** TASK DETAILS **
Will you write out the data exactly, excluding every picture?

** ENTRIES PROVIDED **
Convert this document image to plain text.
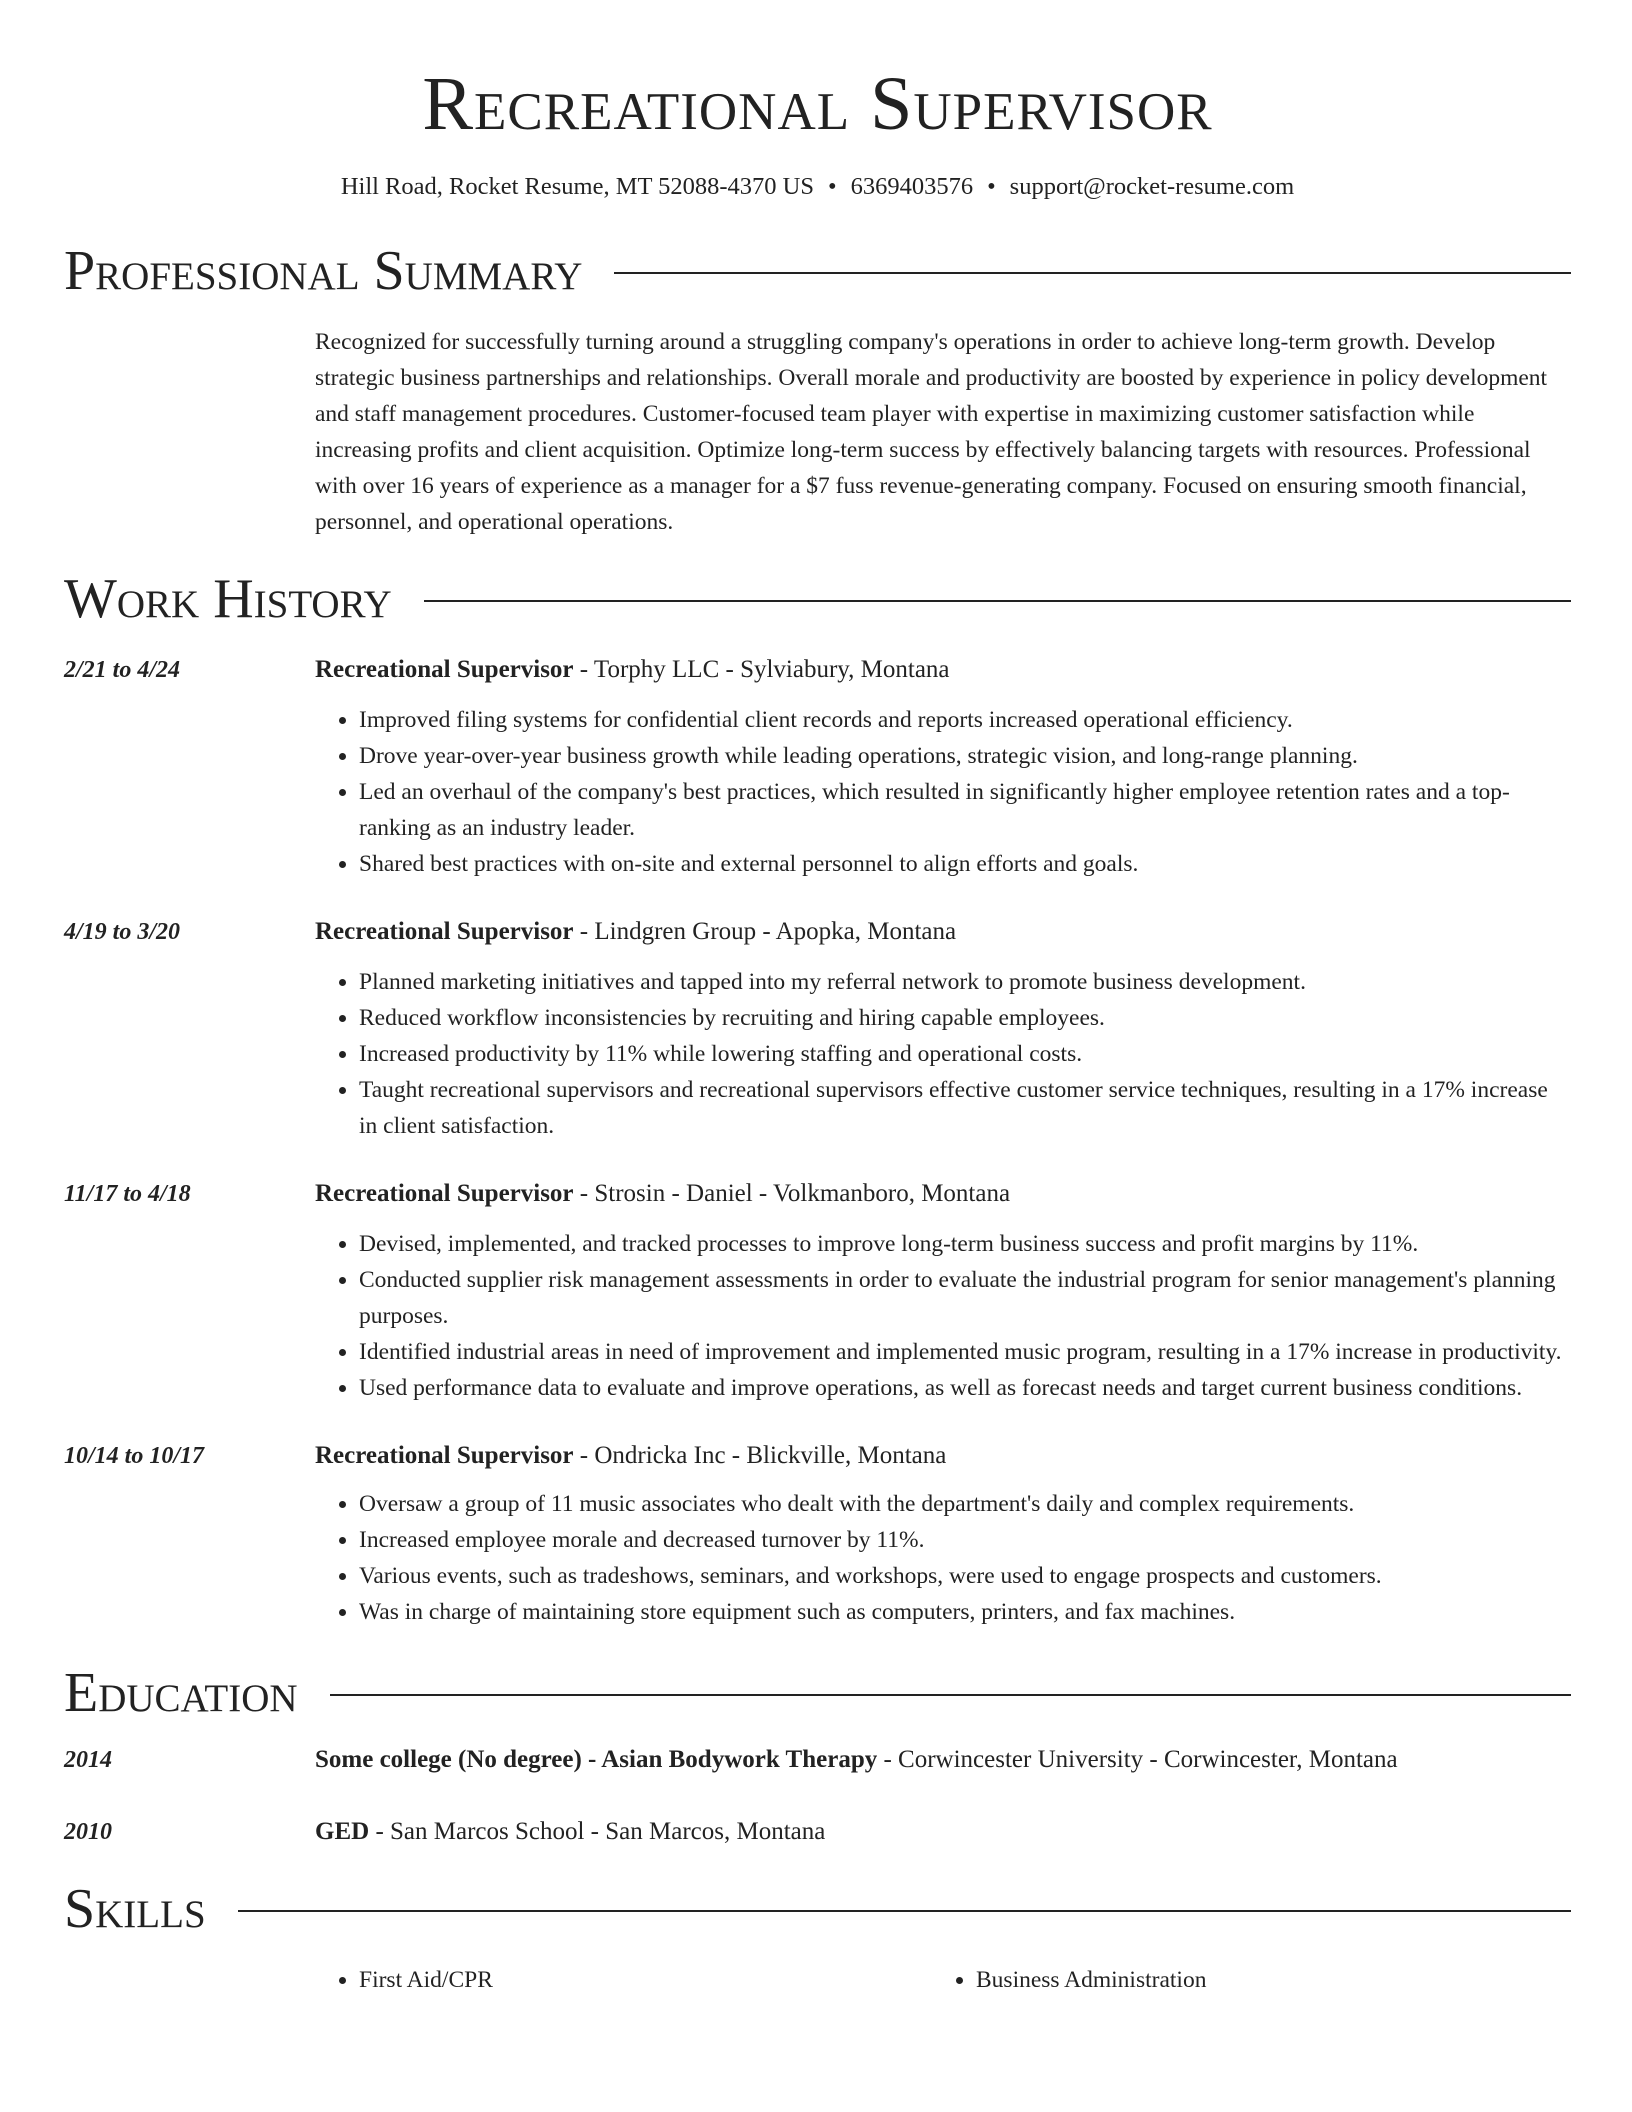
Recreational Supervisor
Hill Road, Rocket Resume, MT 52088-4370 US • 6369403576 • support@rocket-resume.com
Professional Summary
Recognized for successfully turning around a struggling company's operations in order to achieve long-term growth. Develop strategic business partnerships and relationships. Overall morale and productivity are boosted by experience in policy development and staff management procedures. Customer-focused team player with expertise in maximizing customer satisfaction while increasing profits and client acquisition. Optimize long-term success by effectively balancing targets with resources. Professional with over 16 years of experience as a manager for a $7 fuss revenue-generating company. Focused on ensuring smooth financial, personnel, and operational operations.
Work History
2/21 to 4/24	Recreational Supervisor - Torphy LLC - Sylviabury, Montana
• Improved filing systems for confidential client records and reports increased operational efficiency.
• Drove year-over-year business growth while leading operations, strategic vision, and long-range planning.
• Led an overhaul of the company's best practices, which resulted in significantly higher employee retention rates and a top-ranking as an industry leader.
• Shared best practices with on-site and external personnel to align efforts and goals.
4/19 to 3/20	Recreational Supervisor - Lindgren Group - Apopka, Montana
• Planned marketing initiatives and tapped into my referral network to promote business development.
• Reduced workflow inconsistencies by recruiting and hiring capable employees.
• Increased productivity by 11% while lowering staffing and operational costs.
• Taught recreational supervisors and recreational supervisors effective customer service techniques, resulting in a 17% increase in client satisfaction.
11/17 to 4/18	Recreational Supervisor - Strosin - Daniel - Volkmanboro, Montana
• Devised, implemented, and tracked processes to improve long-term business success and profit margins by 11%.
• Conducted supplier risk management assessments in order to evaluate the industrial program for senior management's planning purposes.
• Identified industrial areas in need of improvement and implemented music program, resulting in a 17% increase in productivity.
• Used performance data to evaluate and improve operations, as well as forecast needs and target current business conditions.
10/14 to 10/17	Recreational Supervisor - Ondricka Inc - Blickville, Montana
• Oversaw a group of 11 music associates who dealt with the department's daily and complex requirements.
• Increased employee morale and decreased turnover by 11%.
• Various events, such as tradeshows, seminars, and workshops, were used to engage prospects and customers.
• Was in charge of maintaining store equipment such as computers, printers, and fax machines.
Education
2014	Some college (No degree) - Asian Bodywork Therapy - Corwincester University - Corwincester, Montana
2010	GED - San Marcos School - San Marcos, Montana
Skills
• First Aid/CPR
•	Business Administration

** THE ANSWER **
Convert this document image to plain text.
Recreational Supervisor
Hill Road, Rocket Resume, MT 52088-4370 US • 6369403576 • support@rocket-resume.com
Professional Summary
Recognized for successfully turning around a struggling company's operations in order to achieve long-term growth. Develop strategic business partnerships and relationships. Overall morale and productivity are boosted by experience in policy development and staff management procedures. Customer-focused team player with expertise in maximizing customer satisfaction while increasing profits and client acquisition. Optimize long-term success by effectively balancing targets with resources. Professional with over 16 years of experience as a manager for a $7 fuss revenue-generating company. Focused on ensuring smooth financial, personnel, and operational operations.
Work History
2/21 to 4/24	Recreational Supervisor - Torphy LLC - Sylviabury, Montana
• Improved filing systems for confidential client records and reports increased operational efficiency.
• Drove year-over-year business growth while leading operations, strategic vision, and long-range planning.
• Led an overhaul of the company's best practices, which resulted in significantly higher employee retention rates and a top-ranking as an industry leader.
• Shared best practices with on-site and external personnel to align efforts and goals.
4/19 to 3/20	Recreational Supervisor - Lindgren Group - Apopka, Montana
• Planned marketing initiatives and tapped into my referral network to promote business development.
• Reduced workflow inconsistencies by recruiting and hiring capable employees.
• Increased productivity by 11% while lowering staffing and operational costs.
• Taught recreational supervisors and recreational supervisors effective customer service techniques, resulting in a 17% increase in client satisfaction.
11/17 to 4/18	Recreational Supervisor - Strosin - Daniel - Volkmanboro, Montana
• Devised, implemented, and tracked processes to improve long-term business success and profit margins by 11%.
• Conducted supplier risk management assessments in order to evaluate the industrial program for senior management's planning purposes.
• Identified industrial areas in need of improvement and implemented music program, resulting in a 17% increase in productivity.
• Used performance data to evaluate and improve operations, as well as forecast needs and target current business conditions.
10/14 to 10/17	Recreational Supervisor - Ondricka Inc - Blickville, Montana
• Oversaw a group of 11 music associates who dealt with the department's daily and complex requirements.
• Increased employee morale and decreased turnover by 11%.
• Various events, such as tradeshows, seminars, and workshops, were used to engage prospects and customers.
• Was in charge of maintaining store equipment such as computers, printers, and fax machines.
Education
2014	Some college (No degree) - Asian Bodywork Therapy - Corwincester University - Corwincester, Montana
2010	GED - San Marcos School - San Marcos, Montana
Skills
• First Aid/CPR
•	Business Administration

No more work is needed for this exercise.